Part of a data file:
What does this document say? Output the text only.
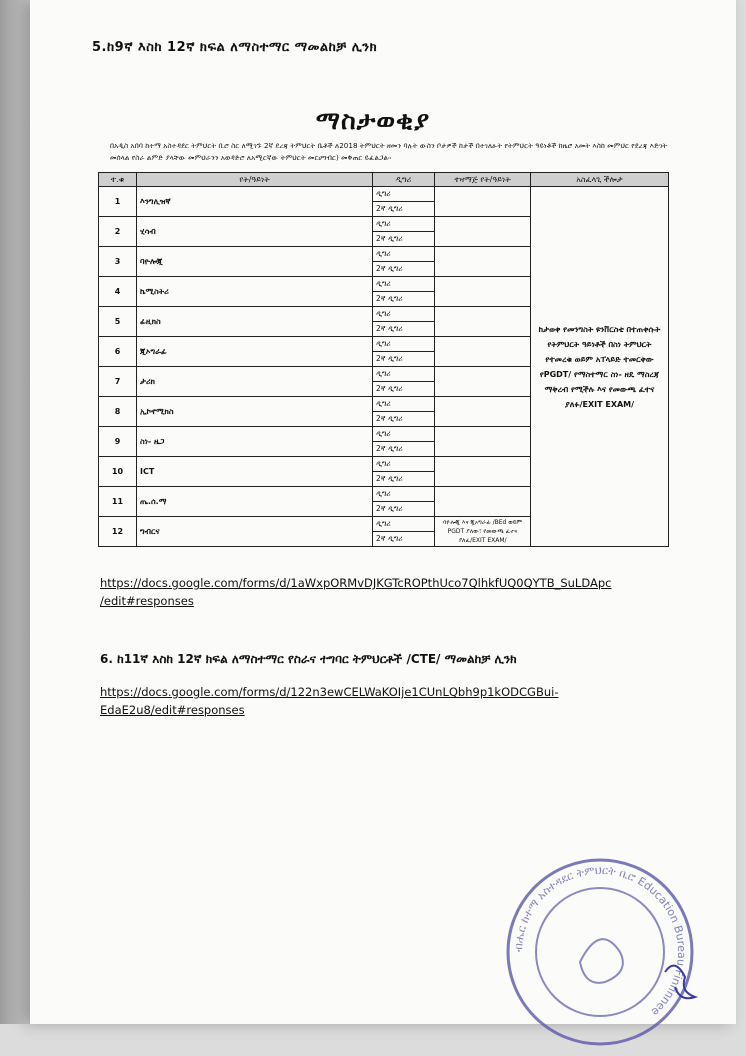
5.ከ9ኛ እስከ 12ኛ ክፍል ለማስተማር ማመልከቻ ሊንክ
ማስታወቂያ
በአዲስ አበባ ከተማ አስተዳደር ትምህርት ቢሮ ስር ለሚገኙ 2ኛ ደረጃ ትምህርት ቤቶች ለ2018 ትምህርት ዘመን ባሉት ውስን ቦታዎች ከታች በተገለፁት የትምህርት ዓይነቶች ከዜሮ አመት እስከ መምህር የደረጃ እድገት መሰላል የስራ ልምድ ያላቸው መምህራንን አወዳድሮ ለአሚርኛው ትምህርት መርሀግብር) መቅጠር ይፈልጋል፡፡
ተ.ቁ	የት/ዓይነት	ዲግሪ	ተዛማጅ የት/ዓይነት	አስፈላጊ ችሎታ
1	እንግሊዝኛ	ዲግሪ		ከታወቀ የመንግስት ዩንቨርስቲ በተጠቀሱት የትምህርት ዓይነቶች በስነ ትምህርት የተመረቁ ወይም አፐላይድ ተመርቀው የPGDT/ የማስተማር ስነ- ዘዴ ማስረጃ ማቅረብ የሚችሉ እና የመውጫ ፈተና ያለፉ/EXIT EXAM/
		2ኛ ዲግሪ		
2	ሂሳብ	ዲግሪ		
		2ኛ ዲግሪ		
3	ባዮሎጂ	ዲግሪ		
		2ኛ ዲግሪ		
4	ኬሚስትሪ	ዲግሪ		
		2ኛ ዲግሪ		
5	ፊዚክስ	ዲግሪ		
		2ኛ ዲግሪ		
6	ጂኦግራፊ	ዲግሪ		
		2ኛ ዲግሪ		
7	ታሪክ	ዲግሪ		
		2ኛ ዲግሪ		
8	ኢኮኖሚክስ	ዲግሪ		
		2ኛ ዲግሪ		
9	ስነ- ዜጋ	ዲግሪ		
		2ኛ ዲግሪ		
10	ICT	ዲግሪ		
		2ኛ ዲግሪ		
11	ጤ.ሰ.ማ	ዲግሪ		
		2ኛ ዲግሪ		
12	ግብርና	ዲግሪ	ባዮሎጂ እና ጂኦግራፊ /BEd ወይም PGDT ያለው፣ የመውጫ ፈተና ያለፈ/EXIT EXAM/	
		2ኛ ዲግሪ		
https://docs.google.com/forms/d/1aWxpORMvDJKGTcROPthUco7QlhkfUQ0QYTB_SuLDApc /edit#responses
6. ከ11ኛ እስከ 12ኛ ክፍል ለማስተማር የስራና ተግባር ትምህርቶች /CTE/ ማመልከቻ ሊንክ
https://docs.google.com/forms/d/122n3ewCELWaKOIje1CUnLQbh9p1kODCGBui-EdaE2u8/edit#responses
ብሔር ከተማ አስተዳደር ትምህርት ቢሮ Education Bureau Finfinnee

**Aim of the exercise**
From the entries above, list each line with "ባዮሎጂ" in it.

**Exercise output**
3	ባዮሎጂ	ዲግሪ		
12	ግብርና	ዲግሪ	ባዮሎጂ እና ጂኦግራፊ /BEd ወይም PGDT ያለው፣ የመውጫ ፈተና ያለፈ/EXIT EXAM/	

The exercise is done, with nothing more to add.